**Prompt:** How many lines in these records hold the string "name"? State only that number.

** START Extracted material **

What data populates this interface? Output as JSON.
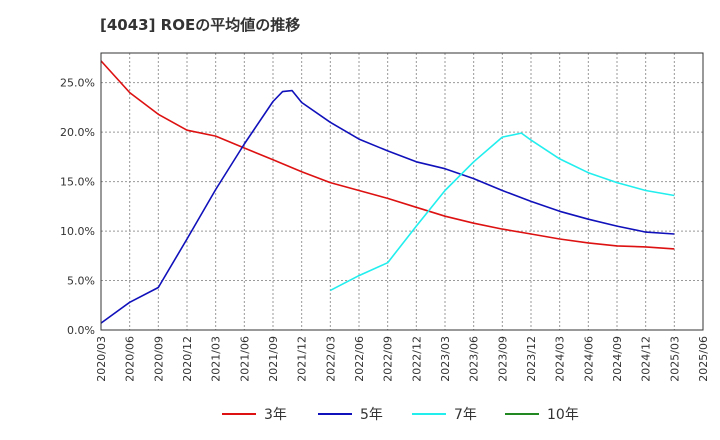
{
  "title": "[4043]  ROEの平均値の推移",
  "chart_data": {
    "type": "line",
    "title": "[4043]  ROEの平均値の推移",
    "xlabel": "",
    "ylabel": "",
    "ylim": [
      0,
      0.28
    ],
    "y_ticks": [
      0,
      0.05,
      0.1,
      0.15,
      0.2,
      0.25
    ],
    "y_tick_labels": [
      "0.0%",
      "5.0%",
      "10.0%",
      "15.0%",
      "20.0%",
      "25.0%"
    ],
    "x_range": [
      "2020/03",
      "2025/06"
    ],
    "x_tick_labels": [
      "2020/03",
      "2020/06",
      "2020/09",
      "2020/12",
      "2021/03",
      "2021/06",
      "2021/09",
      "2021/12",
      "2022/03",
      "2022/06",
      "2022/09",
      "2022/12",
      "2023/03",
      "2023/06",
      "2023/09",
      "2023/12",
      "2024/03",
      "2024/06",
      "2024/09",
      "2024/12",
      "2025/03",
      "2025/06"
    ],
    "grid": true,
    "legend_position": "bottom",
    "series": [
      {
        "name": "3年",
        "color": "#dd1111",
        "x": [
          "2020/03",
          "2020/06",
          "2020/09",
          "2020/12",
          "2021/03",
          "2021/06",
          "2021/09",
          "2021/12",
          "2022/03",
          "2022/06",
          "2022/09",
          "2022/12",
          "2023/03",
          "2023/06",
          "2023/09",
          "2023/12",
          "2024/03",
          "2024/06",
          "2024/09",
          "2024/12",
          "2025/03"
        ],
        "values": [
          0.272,
          0.24,
          0.218,
          0.202,
          0.196,
          0.184,
          0.172,
          0.16,
          0.149,
          0.141,
          0.133,
          0.124,
          0.115,
          0.108,
          0.102,
          0.097,
          0.092,
          0.088,
          0.085,
          0.084,
          0.082
        ]
      },
      {
        "name": "5年",
        "color": "#1111bb",
        "x": [
          "2020/03",
          "2020/06",
          "2020/09",
          "2020/12",
          "2021/03",
          "2021/06",
          "2021/09",
          "2021/10",
          "2021/11",
          "2021/12",
          "2022/03",
          "2022/06",
          "2022/09",
          "2022/12",
          "2023/03",
          "2023/06",
          "2023/09",
          "2023/12",
          "2024/03",
          "2024/06",
          "2024/09",
          "2024/12",
          "2025/03"
        ],
        "values": [
          0.007,
          0.028,
          0.043,
          0.092,
          0.142,
          0.188,
          0.231,
          0.241,
          0.242,
          0.23,
          0.21,
          0.193,
          0.181,
          0.17,
          0.163,
          0.153,
          0.141,
          0.13,
          0.12,
          0.112,
          0.105,
          0.099,
          0.097
        ]
      },
      {
        "name": "7年",
        "color": "#22eeee",
        "x": [
          "2022/03",
          "2022/06",
          "2022/09",
          "2022/12",
          "2023/03",
          "2023/06",
          "2023/09",
          "2023/11",
          "2023/12",
          "2024/03",
          "2024/06",
          "2024/09",
          "2024/12",
          "2025/03"
        ],
        "values": [
          0.04,
          0.055,
          0.068,
          0.105,
          0.141,
          0.17,
          0.195,
          0.199,
          0.192,
          0.173,
          0.159,
          0.149,
          0.141,
          0.136
        ]
      },
      {
        "name": "10年",
        "color": "#228822",
        "x": [],
        "values": []
      }
    ]
  }
}
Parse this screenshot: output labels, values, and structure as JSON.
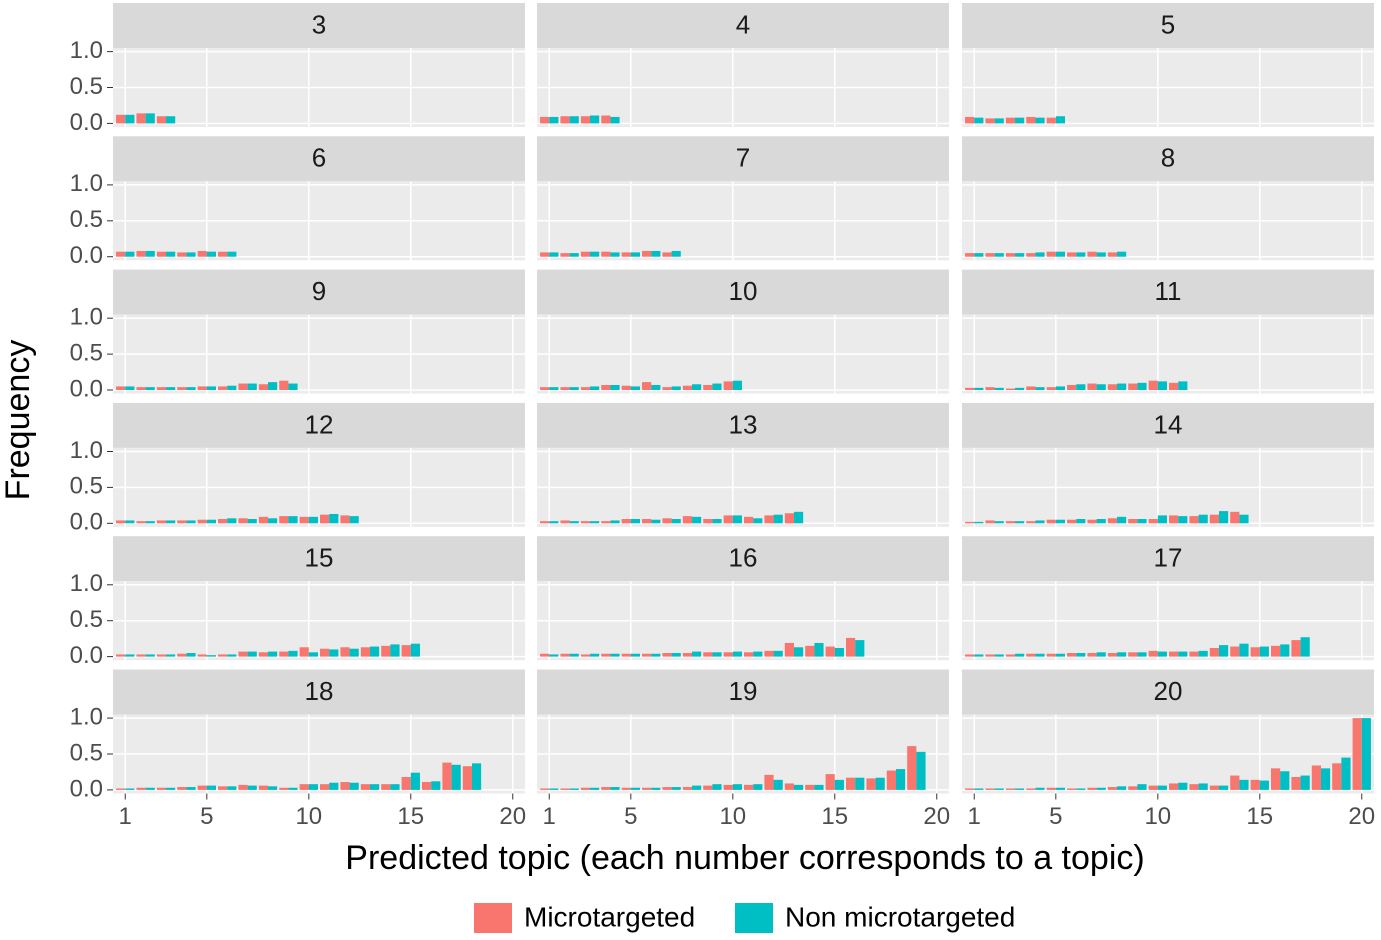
{
  "chart_data": {
    "type": "bar",
    "xlabel": "Predicted topic (each number corresponds to a topic)",
    "ylabel": "Frequency",
    "xlim": [
      0.4,
      20.6
    ],
    "xticks": [
      1,
      5,
      10,
      15,
      20
    ],
    "ylim": [
      -0.05,
      1.05
    ],
    "yticks": [
      {
        "value": 0,
        "label": "0.0"
      },
      0.5,
      {
        "value": 1,
        "label": "1.0"
      }
    ],
    "grid": true,
    "series": [
      {
        "name": "Microtargeted",
        "color": "#f8766d"
      },
      {
        "name": "Non microtargeted",
        "color": "#00bfc4"
      }
    ],
    "panels": [
      {
        "title": "3",
        "x": [
          1,
          2,
          3
        ],
        "values": [
          [
            0.12,
            0.14,
            0.1
          ],
          [
            0.12,
            0.14,
            0.1
          ]
        ]
      },
      {
        "title": "4",
        "x": [
          1,
          2,
          3,
          4
        ],
        "values": [
          [
            0.09,
            0.1,
            0.1,
            0.11
          ],
          [
            0.09,
            0.1,
            0.11,
            0.09
          ]
        ]
      },
      {
        "title": "5",
        "x": [
          1,
          2,
          3,
          4,
          5
        ],
        "values": [
          [
            0.09,
            0.07,
            0.08,
            0.09,
            0.08
          ],
          [
            0.08,
            0.07,
            0.08,
            0.08,
            0.1
          ]
        ]
      },
      {
        "title": "6",
        "x": [
          1,
          2,
          3,
          4,
          5,
          6
        ],
        "values": [
          [
            0.07,
            0.08,
            0.07,
            0.06,
            0.08,
            0.07
          ],
          [
            0.07,
            0.08,
            0.07,
            0.06,
            0.07,
            0.07
          ]
        ]
      },
      {
        "title": "7",
        "x": [
          1,
          2,
          3,
          4,
          5,
          6,
          7
        ],
        "values": [
          [
            0.06,
            0.05,
            0.07,
            0.07,
            0.06,
            0.08,
            0.06
          ],
          [
            0.06,
            0.05,
            0.07,
            0.06,
            0.06,
            0.08,
            0.08
          ]
        ]
      },
      {
        "title": "8",
        "x": [
          1,
          2,
          3,
          4,
          5,
          6,
          7,
          8
        ],
        "values": [
          [
            0.05,
            0.05,
            0.05,
            0.05,
            0.07,
            0.06,
            0.07,
            0.06
          ],
          [
            0.05,
            0.05,
            0.05,
            0.06,
            0.07,
            0.06,
            0.06,
            0.07
          ]
        ]
      },
      {
        "title": "9",
        "x": [
          1,
          2,
          3,
          4,
          5,
          6,
          7,
          8,
          9
        ],
        "values": [
          [
            0.05,
            0.04,
            0.04,
            0.04,
            0.05,
            0.05,
            0.09,
            0.08,
            0.13
          ],
          [
            0.05,
            0.04,
            0.04,
            0.04,
            0.05,
            0.06,
            0.09,
            0.11,
            0.09
          ]
        ]
      },
      {
        "title": "10",
        "x": [
          1,
          2,
          3,
          4,
          5,
          6,
          7,
          8,
          9,
          10
        ],
        "values": [
          [
            0.04,
            0.04,
            0.04,
            0.07,
            0.06,
            0.11,
            0.04,
            0.06,
            0.07,
            0.12
          ],
          [
            0.04,
            0.04,
            0.05,
            0.07,
            0.05,
            0.07,
            0.05,
            0.08,
            0.09,
            0.13
          ]
        ]
      },
      {
        "title": "11",
        "x": [
          1,
          2,
          3,
          4,
          5,
          6,
          7,
          8,
          9,
          10,
          11
        ],
        "values": [
          [
            0.03,
            0.04,
            0.02,
            0.05,
            0.04,
            0.07,
            0.09,
            0.08,
            0.09,
            0.13,
            0.1
          ],
          [
            0.03,
            0.03,
            0.03,
            0.04,
            0.05,
            0.08,
            0.08,
            0.09,
            0.1,
            0.12,
            0.12
          ]
        ]
      },
      {
        "title": "12",
        "x": [
          1,
          2,
          3,
          4,
          5,
          6,
          7,
          8,
          9,
          10,
          11,
          12
        ],
        "values": [
          [
            0.04,
            0.03,
            0.04,
            0.04,
            0.05,
            0.06,
            0.07,
            0.09,
            0.1,
            0.09,
            0.12,
            0.11
          ],
          [
            0.04,
            0.03,
            0.04,
            0.04,
            0.05,
            0.07,
            0.06,
            0.07,
            0.1,
            0.09,
            0.13,
            0.1
          ]
        ]
      },
      {
        "title": "13",
        "x": [
          1,
          2,
          3,
          4,
          5,
          6,
          7,
          8,
          9,
          10,
          11,
          12,
          13
        ],
        "values": [
          [
            0.03,
            0.04,
            0.03,
            0.03,
            0.06,
            0.06,
            0.07,
            0.1,
            0.06,
            0.11,
            0.09,
            0.11,
            0.14
          ],
          [
            0.03,
            0.03,
            0.03,
            0.04,
            0.06,
            0.05,
            0.06,
            0.09,
            0.06,
            0.11,
            0.07,
            0.12,
            0.16
          ]
        ]
      },
      {
        "title": "14",
        "x": [
          1,
          2,
          3,
          4,
          5,
          6,
          7,
          8,
          9,
          10,
          11,
          12,
          13,
          14
        ],
        "values": [
          [
            0.02,
            0.04,
            0.03,
            0.03,
            0.05,
            0.05,
            0.05,
            0.07,
            0.06,
            0.06,
            0.11,
            0.1,
            0.12,
            0.16
          ],
          [
            0.02,
            0.03,
            0.03,
            0.04,
            0.05,
            0.06,
            0.06,
            0.09,
            0.06,
            0.11,
            0.1,
            0.12,
            0.17,
            0.12
          ]
        ]
      },
      {
        "title": "15",
        "x": [
          1,
          2,
          3,
          4,
          5,
          6,
          7,
          8,
          9,
          10,
          11,
          12,
          13,
          14,
          15
        ],
        "values": [
          [
            0.03,
            0.03,
            0.03,
            0.04,
            0.03,
            0.03,
            0.07,
            0.06,
            0.07,
            0.13,
            0.11,
            0.13,
            0.13,
            0.15,
            0.16
          ],
          [
            0.03,
            0.03,
            0.03,
            0.05,
            0.02,
            0.03,
            0.07,
            0.07,
            0.08,
            0.06,
            0.1,
            0.11,
            0.14,
            0.17,
            0.18
          ]
        ]
      },
      {
        "title": "16",
        "x": [
          1,
          2,
          3,
          4,
          5,
          6,
          7,
          8,
          9,
          10,
          11,
          12,
          13,
          14,
          15,
          16
        ],
        "values": [
          [
            0.04,
            0.04,
            0.03,
            0.04,
            0.04,
            0.04,
            0.05,
            0.05,
            0.06,
            0.06,
            0.06,
            0.08,
            0.19,
            0.15,
            0.14,
            0.26
          ],
          [
            0.03,
            0.04,
            0.04,
            0.04,
            0.04,
            0.04,
            0.05,
            0.07,
            0.06,
            0.07,
            0.07,
            0.08,
            0.13,
            0.19,
            0.12,
            0.23
          ]
        ]
      },
      {
        "title": "17",
        "x": [
          1,
          2,
          3,
          4,
          5,
          6,
          7,
          8,
          9,
          10,
          11,
          12,
          13,
          14,
          15,
          16,
          17
        ],
        "values": [
          [
            0.03,
            0.03,
            0.03,
            0.04,
            0.04,
            0.05,
            0.05,
            0.05,
            0.06,
            0.08,
            0.07,
            0.07,
            0.12,
            0.14,
            0.13,
            0.15,
            0.23
          ],
          [
            0.03,
            0.03,
            0.04,
            0.04,
            0.04,
            0.05,
            0.06,
            0.06,
            0.06,
            0.07,
            0.07,
            0.08,
            0.16,
            0.18,
            0.14,
            0.17,
            0.27
          ]
        ]
      },
      {
        "title": "18",
        "x": [
          1,
          2,
          3,
          4,
          5,
          6,
          7,
          8,
          9,
          10,
          11,
          12,
          13,
          14,
          15,
          16,
          17,
          18
        ],
        "values": [
          [
            0.02,
            0.03,
            0.03,
            0.04,
            0.06,
            0.05,
            0.07,
            0.06,
            0.03,
            0.08,
            0.08,
            0.11,
            0.08,
            0.08,
            0.18,
            0.11,
            0.38,
            0.33
          ],
          [
            0.02,
            0.03,
            0.03,
            0.04,
            0.06,
            0.05,
            0.06,
            0.05,
            0.03,
            0.08,
            0.1,
            0.1,
            0.08,
            0.08,
            0.24,
            0.12,
            0.35,
            0.37
          ]
        ]
      },
      {
        "title": "19",
        "x": [
          1,
          2,
          3,
          4,
          5,
          6,
          7,
          8,
          9,
          10,
          11,
          12,
          13,
          14,
          15,
          16,
          17,
          18,
          19
        ],
        "values": [
          [
            0.02,
            0.02,
            0.03,
            0.04,
            0.03,
            0.03,
            0.04,
            0.04,
            0.06,
            0.07,
            0.07,
            0.21,
            0.09,
            0.07,
            0.22,
            0.17,
            0.16,
            0.27,
            0.61
          ],
          [
            0.02,
            0.02,
            0.03,
            0.04,
            0.03,
            0.03,
            0.04,
            0.06,
            0.08,
            0.08,
            0.08,
            0.14,
            0.07,
            0.07,
            0.14,
            0.17,
            0.17,
            0.29,
            0.53
          ]
        ]
      },
      {
        "title": "20",
        "x": [
          1,
          2,
          3,
          4,
          5,
          6,
          7,
          8,
          9,
          10,
          11,
          12,
          13,
          14,
          15,
          16,
          17,
          18,
          19,
          20
        ],
        "values": [
          [
            0.02,
            0.02,
            0.02,
            0.02,
            0.03,
            0.02,
            0.03,
            0.04,
            0.05,
            0.06,
            0.09,
            0.08,
            0.06,
            0.2,
            0.14,
            0.3,
            0.18,
            0.34,
            0.37,
            1.0
          ],
          [
            0.02,
            0.02,
            0.02,
            0.03,
            0.03,
            0.02,
            0.03,
            0.05,
            0.08,
            0.06,
            0.1,
            0.09,
            0.06,
            0.14,
            0.13,
            0.26,
            0.2,
            0.3,
            0.45,
            1.0
          ]
        ]
      }
    ]
  }
}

** END Extracted material **

**Worked solution:** 6